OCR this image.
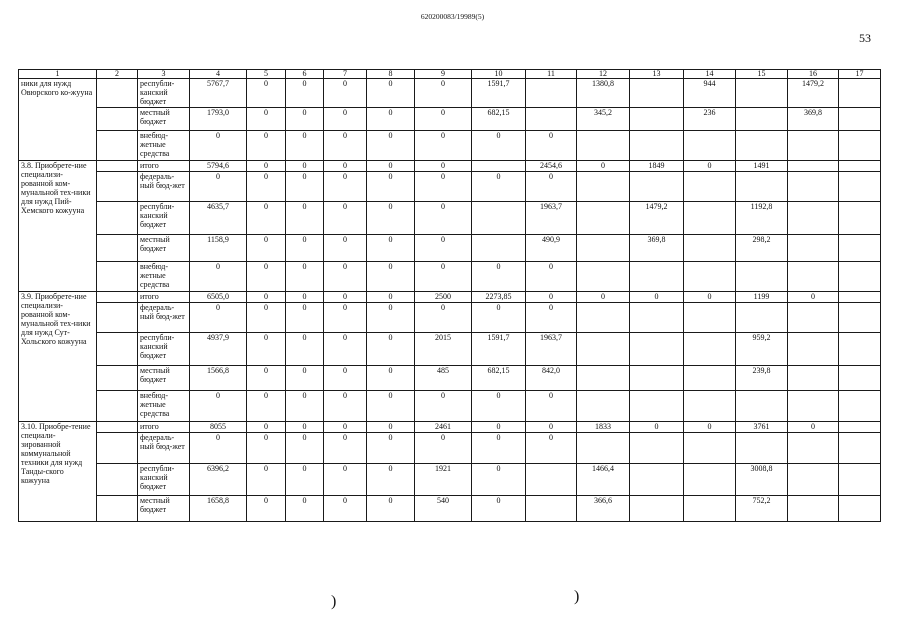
620200083/19989(5)
53
1	2	3	4	5	6	7	8	9	10	11	12	13	14	15	16	17
ники для нужд Овюрского ко-жууна		республи-канский бюджет	5767,7	0	0	0	0	0	1591,7		1380,8		944		1479,2	
		местный бюджет	1793,0	0	0	0	0	0	682,15		345,2		236		369,8	
		внебюд-жетные средства	0	0	0	0	0	0	0	0						
3.8. Приобрете-ние специализи-рованной ком-мунальной тех-ники для нужд Пий-Хемского кожууна		итого	5794,6	0	0	0	0	0		2454,6	0	1849	0	1491		
		федераль-ный бюд-жет	0	0	0	0	0	0	0	0						
		республи-канский бюджет	4635,7	0	0	0	0	0		1963,7		1479,2		1192,8		
		местный бюджет	1158,9	0	0	0	0	0		490,9		369,8		298,2		
		внебюд-жетные средства	0	0	0	0	0	0	0	0						
3.9. Приобрете-ние специализи-рованной ком-мунальной тех-ники для нужд Сут-Хольского кожууна		итого	6505,0	0	0	0	0	2500	2273,85	0	0	0	0	1199	0	
		федераль-ный бюд-жет	0	0	0	0	0	0	0	0						
		республи-канский бюджет	4937,9	0	0	0	0	2015	1591,7	1963,7				959,2		
		местный бюджет	1566,8	0	0	0	0	485	682,15	842,0				239,8		
		внебюд-жетные средства	0	0	0	0	0	0	0	0						
3.10. Приобре-тение специали-зированной коммунальной техники для нужд Танды-ского кожууна		итого	8055	0	0	0	0	2461	0	0	1833	0	0	3761	0	
		федераль-ный бюд-жет	0	0	0	0	0	0	0	0						
		республи-канский бюджет	6396,2	0	0	0	0	1921	0		1466,4			3008,8		
		местный бюджет	1658,8	0	0	0	0	540	0		366,6			752,2		
)	)
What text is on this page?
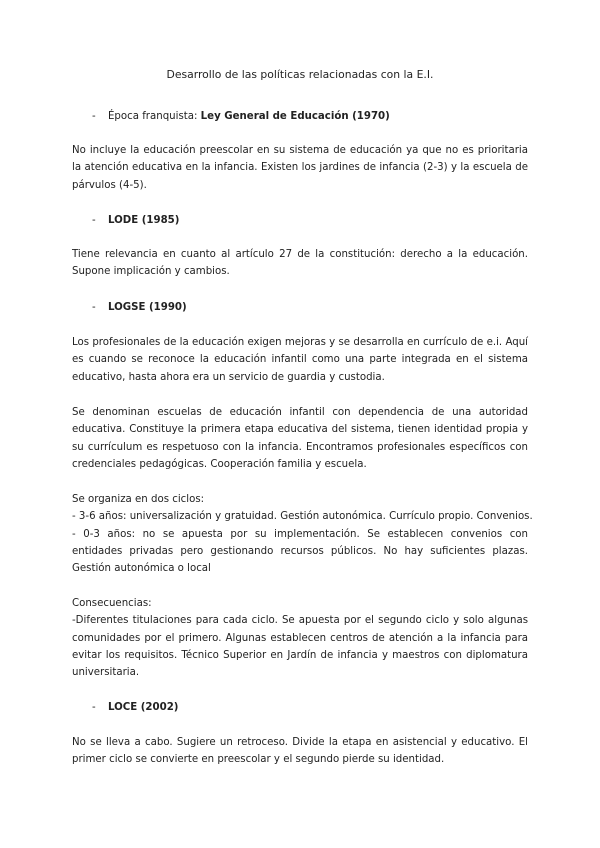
Desarrollo de las políticas relacionadas con la E.I.
- Época franquista: Ley General de Educación (1970)
No incluye la educación preescolar en su sistema de educación ya que no es prioritaria la atención educativa en la infancia. Existen los jardines de infancia (2-3) y la escuela de párvulos (4-5).
- LODE (1985)
Tiene relevancia en cuanto al artículo 27 de la constitución: derecho a la educación. Supone implicación y cambios.
- LOGSE (1990)
Los profesionales de la educación exigen mejoras y se desarrolla en currículo de e.i. Aquí es cuando se reconoce la educación infantil como una parte integrada en el sistema educativo, hasta ahora era un servicio de guardia y custodia.
Se denominan escuelas de educación infantil con dependencia de una autoridad educativa. Constituye la primera etapa educativa del sistema, tienen identidad propia y su currículum es respetuoso con la infancia. Encontramos profesionales específicos con credenciales pedagógicas. Cooperación familia y escuela.
Se organiza en dos ciclos:
- 3-6 años: universalización y gratuidad. Gestión autonómica. Currículo propio. Convenios.
- 0-3 años: no se apuesta por su implementación. Se establecen convenios con entidades privadas pero gestionando recursos públicos. No hay suficientes plazas. Gestión autonómica o local
Consecuencias:
-Diferentes titulaciones para cada ciclo. Se apuesta por el segundo ciclo y solo algunas comunidades por el primero. Algunas establecen centros de atención a la infancia para evitar los requisitos. Técnico Superior en Jardín de infancia y maestros con diplomatura universitaria.
- LOCE (2002)
No se lleva a cabo. Sugiere un retroceso. Divide la etapa en asistencial y educativo. El primer ciclo se convierte en preescolar y el segundo pierde su identidad.
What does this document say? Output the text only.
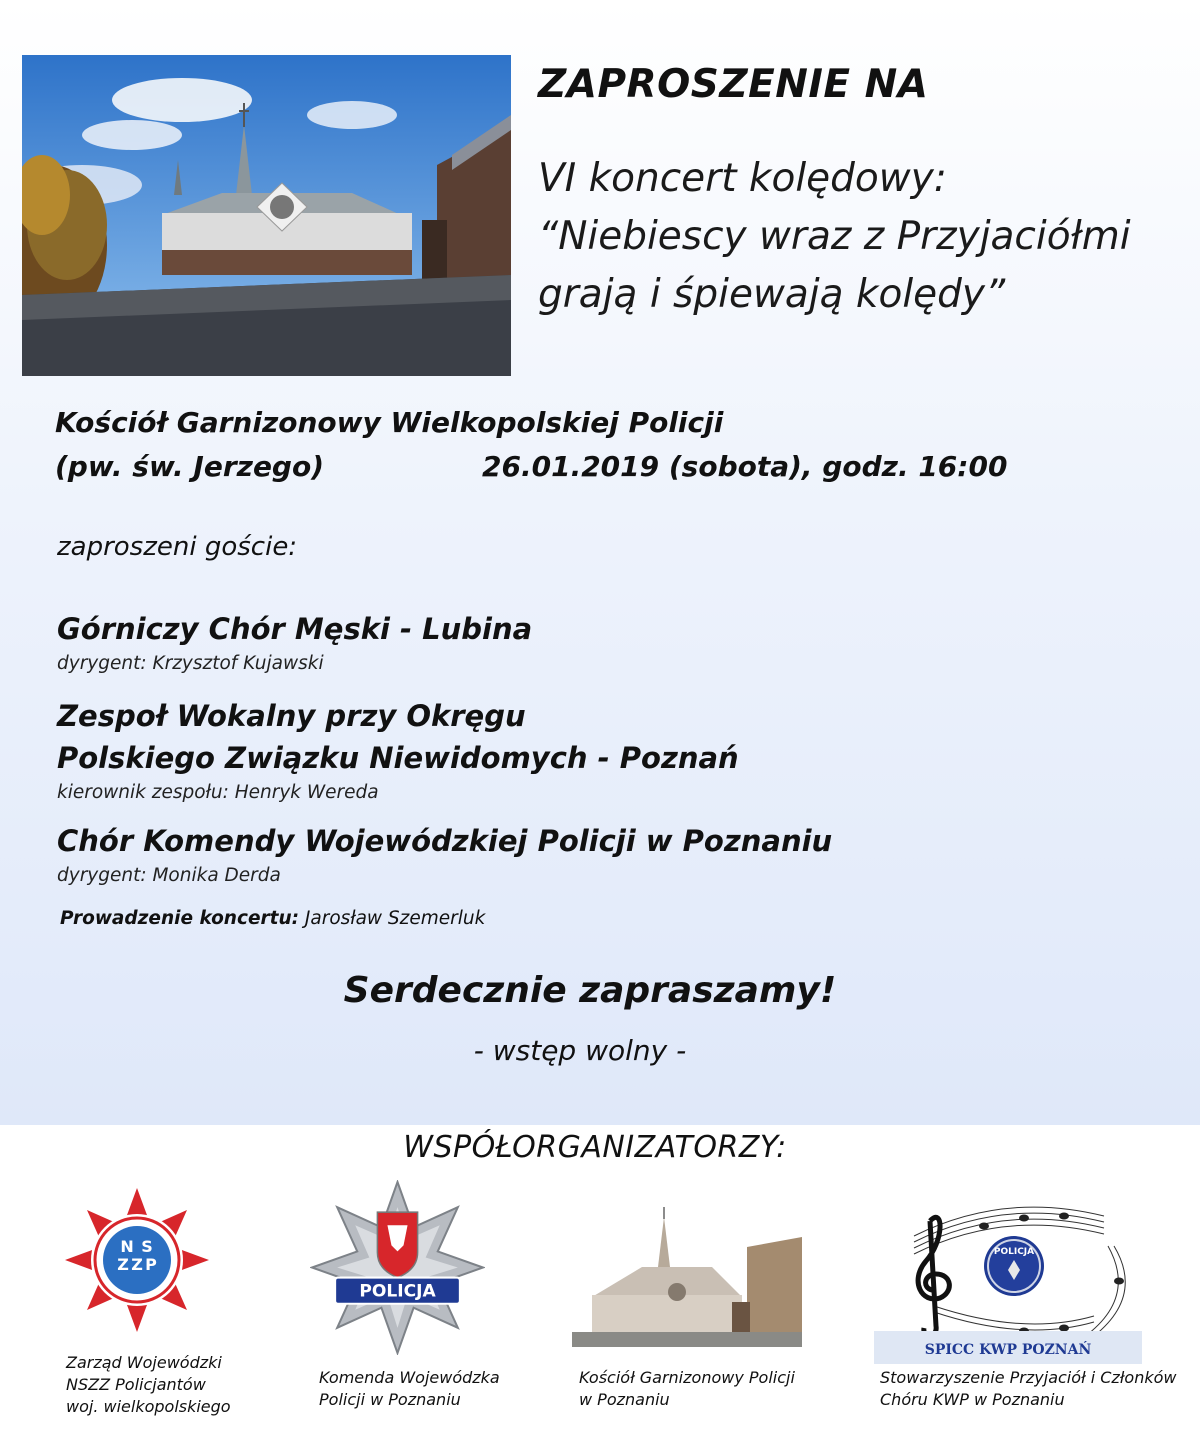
ZAPROSZENIE NA
VI koncert kolędowy:
“Niebiescy wraz z Przyjaciółmi
grają i śpiewają kolędy”
Kościół Garnizonowy Wielkopolskiej Policji
(pw. św. Jerzego)	26.01.2019 (sobota), godz. 16:00
zaproszeni goście:
Górniczy Chór Męski - Lubina
dyrygent: Krzysztof Kujawski
Zespoł Wokalny przy Okręgu
Polskiego Związku Niewidomych - Poznań
kierownik zespołu: Henryk Wereda
Chór Komendy Wojewódzkiej Policji w Poznaniu
dyrygent: Monika Derda
Prowadzenie koncertu: Jarosław Szemerluk
Serdecznie zapraszamy!
- wstęp wolny -
WSPÓŁORGANIZATORZY:
N S
Z Z P
Zarząd Wojewódzki
NSZZ Policjantów
woj. wielkopolskiego
POLICJA
Komenda Wojewódzka
Policji w Poznaniu
Kościół Garnizonowy Policji
w Poznaniu
POLICJA
SPICC KWP POZNAŃ
Stowarzyszenie Przyjaciół i Członków
Chóru KWP w Poznaniu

- Instruction: Copy each line of the preceding data that contains the string "Policji".

- Output:
Kościół Garnizonowy Wielkopolskiej Policji
Chór Komendy Wojewódzkiej Policji w Poznaniu
Policji w Poznaniu
Kościół Garnizonowy Policji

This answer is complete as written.